## [Set problem]
Take the line that contains "Give me a plain-text" as the first line and the last line of the material below as the final one; reproduce exactly the lines between, inclusive.

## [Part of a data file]
===
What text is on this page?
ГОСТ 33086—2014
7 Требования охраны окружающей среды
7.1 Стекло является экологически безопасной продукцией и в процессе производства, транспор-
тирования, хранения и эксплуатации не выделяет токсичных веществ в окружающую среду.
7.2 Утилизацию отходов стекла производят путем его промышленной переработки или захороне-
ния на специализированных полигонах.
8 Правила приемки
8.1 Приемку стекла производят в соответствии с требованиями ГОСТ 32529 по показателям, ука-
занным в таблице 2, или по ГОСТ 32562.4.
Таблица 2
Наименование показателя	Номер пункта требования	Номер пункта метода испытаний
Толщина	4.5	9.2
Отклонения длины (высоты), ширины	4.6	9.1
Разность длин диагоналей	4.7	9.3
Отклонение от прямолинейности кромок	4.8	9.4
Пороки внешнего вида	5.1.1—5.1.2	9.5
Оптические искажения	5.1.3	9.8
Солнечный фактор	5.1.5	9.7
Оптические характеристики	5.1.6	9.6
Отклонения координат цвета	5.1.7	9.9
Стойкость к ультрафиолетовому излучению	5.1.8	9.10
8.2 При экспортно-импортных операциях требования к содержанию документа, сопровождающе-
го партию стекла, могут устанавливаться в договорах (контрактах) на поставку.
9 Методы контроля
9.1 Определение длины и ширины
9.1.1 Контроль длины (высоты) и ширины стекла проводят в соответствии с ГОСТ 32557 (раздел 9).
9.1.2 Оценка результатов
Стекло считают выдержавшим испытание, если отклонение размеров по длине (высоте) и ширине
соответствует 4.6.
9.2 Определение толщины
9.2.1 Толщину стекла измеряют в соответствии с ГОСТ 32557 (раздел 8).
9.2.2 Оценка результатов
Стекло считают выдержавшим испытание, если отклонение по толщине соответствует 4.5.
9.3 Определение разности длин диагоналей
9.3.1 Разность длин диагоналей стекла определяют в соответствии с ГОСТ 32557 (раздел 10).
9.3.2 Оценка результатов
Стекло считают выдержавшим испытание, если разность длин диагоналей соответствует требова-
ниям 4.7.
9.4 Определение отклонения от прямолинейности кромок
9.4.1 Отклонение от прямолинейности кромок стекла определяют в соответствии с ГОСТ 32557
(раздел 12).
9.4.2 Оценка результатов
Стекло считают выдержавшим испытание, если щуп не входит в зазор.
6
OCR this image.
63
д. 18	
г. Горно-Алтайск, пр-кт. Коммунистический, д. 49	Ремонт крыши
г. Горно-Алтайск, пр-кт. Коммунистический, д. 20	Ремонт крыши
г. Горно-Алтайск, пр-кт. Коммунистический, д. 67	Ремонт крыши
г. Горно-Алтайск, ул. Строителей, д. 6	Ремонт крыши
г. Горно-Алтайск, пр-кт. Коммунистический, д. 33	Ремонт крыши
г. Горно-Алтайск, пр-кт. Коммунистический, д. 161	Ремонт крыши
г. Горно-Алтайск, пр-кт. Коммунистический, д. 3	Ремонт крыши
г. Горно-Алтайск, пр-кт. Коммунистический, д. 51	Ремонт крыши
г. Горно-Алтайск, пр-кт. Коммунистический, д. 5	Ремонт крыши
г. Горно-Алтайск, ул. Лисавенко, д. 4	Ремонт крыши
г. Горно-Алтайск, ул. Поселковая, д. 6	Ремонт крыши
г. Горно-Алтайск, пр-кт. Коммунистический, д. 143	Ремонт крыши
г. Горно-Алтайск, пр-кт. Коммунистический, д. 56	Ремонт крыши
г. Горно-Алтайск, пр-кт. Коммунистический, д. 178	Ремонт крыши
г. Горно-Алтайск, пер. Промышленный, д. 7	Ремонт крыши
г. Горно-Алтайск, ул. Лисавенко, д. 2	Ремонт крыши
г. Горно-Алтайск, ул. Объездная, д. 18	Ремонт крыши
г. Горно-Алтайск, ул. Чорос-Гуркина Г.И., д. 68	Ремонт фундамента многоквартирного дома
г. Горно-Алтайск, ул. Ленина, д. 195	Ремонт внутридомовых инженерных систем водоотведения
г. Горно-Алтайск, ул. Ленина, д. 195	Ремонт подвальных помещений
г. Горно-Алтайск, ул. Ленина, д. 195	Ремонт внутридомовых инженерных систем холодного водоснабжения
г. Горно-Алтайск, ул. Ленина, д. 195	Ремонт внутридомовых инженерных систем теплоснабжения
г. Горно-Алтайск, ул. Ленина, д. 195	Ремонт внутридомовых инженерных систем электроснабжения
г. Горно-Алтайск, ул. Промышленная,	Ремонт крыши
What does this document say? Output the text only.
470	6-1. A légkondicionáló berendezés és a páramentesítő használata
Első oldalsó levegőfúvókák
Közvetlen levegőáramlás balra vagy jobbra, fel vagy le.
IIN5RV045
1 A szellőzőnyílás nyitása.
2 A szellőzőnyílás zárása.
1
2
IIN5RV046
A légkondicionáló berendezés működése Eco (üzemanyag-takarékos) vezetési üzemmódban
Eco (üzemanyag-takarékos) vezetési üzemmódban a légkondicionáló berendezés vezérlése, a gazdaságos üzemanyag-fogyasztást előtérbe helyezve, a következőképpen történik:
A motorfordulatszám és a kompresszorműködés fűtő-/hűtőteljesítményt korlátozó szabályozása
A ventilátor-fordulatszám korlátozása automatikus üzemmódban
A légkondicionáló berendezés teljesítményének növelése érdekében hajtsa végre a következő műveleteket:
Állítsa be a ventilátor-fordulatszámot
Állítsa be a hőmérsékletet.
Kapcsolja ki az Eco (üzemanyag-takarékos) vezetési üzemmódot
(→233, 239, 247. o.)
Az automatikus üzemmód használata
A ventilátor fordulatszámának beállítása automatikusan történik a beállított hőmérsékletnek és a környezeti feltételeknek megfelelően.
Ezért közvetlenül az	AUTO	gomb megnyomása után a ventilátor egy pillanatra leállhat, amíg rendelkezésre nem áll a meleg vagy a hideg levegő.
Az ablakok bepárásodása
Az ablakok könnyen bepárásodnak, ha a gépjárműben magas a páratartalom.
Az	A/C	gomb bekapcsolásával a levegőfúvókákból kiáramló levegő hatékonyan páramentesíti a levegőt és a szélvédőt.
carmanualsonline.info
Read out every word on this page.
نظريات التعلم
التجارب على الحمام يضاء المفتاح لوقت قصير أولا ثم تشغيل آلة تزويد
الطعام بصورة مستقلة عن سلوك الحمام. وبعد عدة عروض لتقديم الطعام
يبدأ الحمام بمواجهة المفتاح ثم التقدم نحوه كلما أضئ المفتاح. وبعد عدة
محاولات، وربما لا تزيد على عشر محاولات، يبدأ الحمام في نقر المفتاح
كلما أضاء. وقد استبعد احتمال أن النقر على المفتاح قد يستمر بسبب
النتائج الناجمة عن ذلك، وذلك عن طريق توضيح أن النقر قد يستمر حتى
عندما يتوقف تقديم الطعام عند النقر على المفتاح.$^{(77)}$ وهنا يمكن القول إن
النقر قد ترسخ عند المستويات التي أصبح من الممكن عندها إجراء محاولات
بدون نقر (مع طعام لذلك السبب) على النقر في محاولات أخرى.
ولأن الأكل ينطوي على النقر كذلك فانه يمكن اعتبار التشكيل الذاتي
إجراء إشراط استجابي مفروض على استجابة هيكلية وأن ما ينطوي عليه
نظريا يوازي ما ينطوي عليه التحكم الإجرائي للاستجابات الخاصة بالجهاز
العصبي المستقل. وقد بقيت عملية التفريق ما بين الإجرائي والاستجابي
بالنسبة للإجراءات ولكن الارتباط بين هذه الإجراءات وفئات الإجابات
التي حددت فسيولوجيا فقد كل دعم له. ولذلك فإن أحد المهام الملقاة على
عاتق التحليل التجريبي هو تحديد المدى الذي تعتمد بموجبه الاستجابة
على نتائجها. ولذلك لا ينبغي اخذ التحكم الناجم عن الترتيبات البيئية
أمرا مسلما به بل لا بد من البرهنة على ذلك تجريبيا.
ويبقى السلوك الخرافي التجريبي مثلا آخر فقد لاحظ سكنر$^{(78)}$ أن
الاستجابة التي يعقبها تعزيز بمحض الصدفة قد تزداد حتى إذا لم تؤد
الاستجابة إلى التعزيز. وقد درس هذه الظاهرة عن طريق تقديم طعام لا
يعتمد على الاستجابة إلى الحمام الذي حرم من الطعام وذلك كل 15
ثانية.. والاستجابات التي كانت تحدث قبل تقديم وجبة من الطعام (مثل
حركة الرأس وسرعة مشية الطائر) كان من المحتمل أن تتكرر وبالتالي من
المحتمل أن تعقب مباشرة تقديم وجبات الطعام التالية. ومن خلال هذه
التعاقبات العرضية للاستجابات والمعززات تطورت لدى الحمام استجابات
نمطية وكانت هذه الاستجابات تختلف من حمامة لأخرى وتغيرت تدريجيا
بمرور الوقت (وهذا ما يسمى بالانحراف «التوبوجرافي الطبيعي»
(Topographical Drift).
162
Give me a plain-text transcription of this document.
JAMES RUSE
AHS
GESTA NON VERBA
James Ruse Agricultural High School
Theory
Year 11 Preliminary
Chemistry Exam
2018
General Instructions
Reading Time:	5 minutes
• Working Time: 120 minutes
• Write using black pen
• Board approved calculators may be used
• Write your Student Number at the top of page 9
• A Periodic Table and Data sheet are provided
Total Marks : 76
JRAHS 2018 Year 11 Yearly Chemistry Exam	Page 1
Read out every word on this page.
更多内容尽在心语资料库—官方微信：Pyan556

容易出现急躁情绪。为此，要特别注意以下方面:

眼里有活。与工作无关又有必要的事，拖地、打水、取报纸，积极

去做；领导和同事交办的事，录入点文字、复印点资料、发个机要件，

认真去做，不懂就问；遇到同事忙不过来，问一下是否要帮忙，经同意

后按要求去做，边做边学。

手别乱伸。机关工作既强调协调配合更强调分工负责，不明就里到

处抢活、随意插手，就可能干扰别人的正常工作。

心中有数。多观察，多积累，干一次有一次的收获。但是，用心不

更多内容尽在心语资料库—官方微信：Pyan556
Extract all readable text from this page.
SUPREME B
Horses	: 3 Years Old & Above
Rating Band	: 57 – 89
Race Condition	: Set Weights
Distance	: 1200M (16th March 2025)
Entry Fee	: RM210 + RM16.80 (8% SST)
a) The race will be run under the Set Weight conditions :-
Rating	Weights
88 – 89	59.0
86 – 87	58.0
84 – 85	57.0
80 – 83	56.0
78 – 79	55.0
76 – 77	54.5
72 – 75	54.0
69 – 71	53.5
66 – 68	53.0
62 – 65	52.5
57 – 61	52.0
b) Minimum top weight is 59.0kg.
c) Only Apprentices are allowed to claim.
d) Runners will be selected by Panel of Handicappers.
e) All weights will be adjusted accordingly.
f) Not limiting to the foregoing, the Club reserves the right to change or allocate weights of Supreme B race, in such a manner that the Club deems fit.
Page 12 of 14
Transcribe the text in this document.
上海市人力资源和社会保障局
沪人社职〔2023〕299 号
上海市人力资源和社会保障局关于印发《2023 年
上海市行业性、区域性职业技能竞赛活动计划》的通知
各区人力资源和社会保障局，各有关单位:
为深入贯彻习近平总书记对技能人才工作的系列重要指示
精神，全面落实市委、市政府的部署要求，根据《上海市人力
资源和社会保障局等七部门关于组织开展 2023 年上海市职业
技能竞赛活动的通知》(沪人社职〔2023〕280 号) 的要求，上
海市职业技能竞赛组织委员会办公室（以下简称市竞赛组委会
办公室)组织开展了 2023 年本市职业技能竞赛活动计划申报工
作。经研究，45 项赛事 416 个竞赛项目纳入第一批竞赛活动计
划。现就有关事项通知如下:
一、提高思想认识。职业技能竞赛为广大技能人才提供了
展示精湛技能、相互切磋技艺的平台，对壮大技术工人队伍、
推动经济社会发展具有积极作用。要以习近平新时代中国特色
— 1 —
===
## [Response below]
Give me a plain-text transcription of this document.
JAMES RUSE
AHS
GESTA NON VERBA
James Ruse Agricultural High School
Theory
Year 11 Preliminary
Chemistry Exam
2018
General Instructions
Reading Time:	5 minutes
• Working Time: 120 minutes
• Write using black pen
• Board approved calculators may be used
• Write your Student Number at the top of page 9
• A Periodic Table and Data sheet are provided
Total Marks : 76
JRAHS 2018 Year 11 Yearly Chemistry Exam	Page 1
Read out every word on this page.
更多内容尽在心语资料库—官方微信：Pyan556

容易出现急躁情绪。为此，要特别注意以下方面:

眼里有活。与工作无关又有必要的事，拖地、打水、取报纸，积极

去做；领导和同事交办的事，录入点文字、复印点资料、发个机要件，

认真去做，不懂就问；遇到同事忙不过来，问一下是否要帮忙，经同意

后按要求去做，边做边学。

手别乱伸。机关工作既强调协调配合更强调分工负责，不明就里到

处抢活、随意插手，就可能干扰别人的正常工作。

心中有数。多观察，多积累，干一次有一次的收获。但是，用心不

更多内容尽在心语资料库—官方微信：Pyan556
Extract all readable text from this page.
SUPREME B
Horses	: 3 Years Old & Above
Rating Band	: 57 – 89
Race Condition	: Set Weights
Distance	: 1200M (16th March 2025)
Entry Fee	: RM210 + RM16.80 (8% SST)
a) The race will be run under the Set Weight conditions :-
Rating	Weights
88 – 89	59.0
86 – 87	58.0
84 – 85	57.0
80 – 83	56.0
78 – 79	55.0
76 – 77	54.5
72 – 75	54.0
69 – 71	53.5
66 – 68	53.0
62 – 65	52.5
57 – 61	52.0
b) Minimum top weight is 59.0kg.
c) Only Apprentices are allowed to claim.
d) Runners will be selected by Panel of Handicappers.
e) All weights will be adjusted accordingly.
f) Not limiting to the foregoing, the Club reserves the right to change or allocate weights of Supreme B race, in such a manner that the Club deems fit.
Page 12 of 14
Transcribe the text in this document.
上海市人力资源和社会保障局
沪人社职〔2023〕299 号
上海市人力资源和社会保障局关于印发《2023 年
上海市行业性、区域性职业技能竞赛活动计划》的通知
各区人力资源和社会保障局，各有关单位:
为深入贯彻习近平总书记对技能人才工作的系列重要指示
精神，全面落实市委、市政府的部署要求，根据《上海市人力
资源和社会保障局等七部门关于组织开展 2023 年上海市职业
技能竞赛活动的通知》(沪人社职〔2023〕280 号) 的要求，上
海市职业技能竞赛组织委员会办公室（以下简称市竞赛组委会
办公室)组织开展了 2023 年本市职业技能竞赛活动计划申报工
作。经研究，45 项赛事 416 个竞赛项目纳入第一批竞赛活动计
划。现就有关事项通知如下:
一、提高思想认识。职业技能竞赛为广大技能人才提供了
展示精湛技能、相互切磋技艺的平台，对壮大技术工人队伍、
推动经济社会发展具有积极作用。要以习近平新时代中国特色
— 1 —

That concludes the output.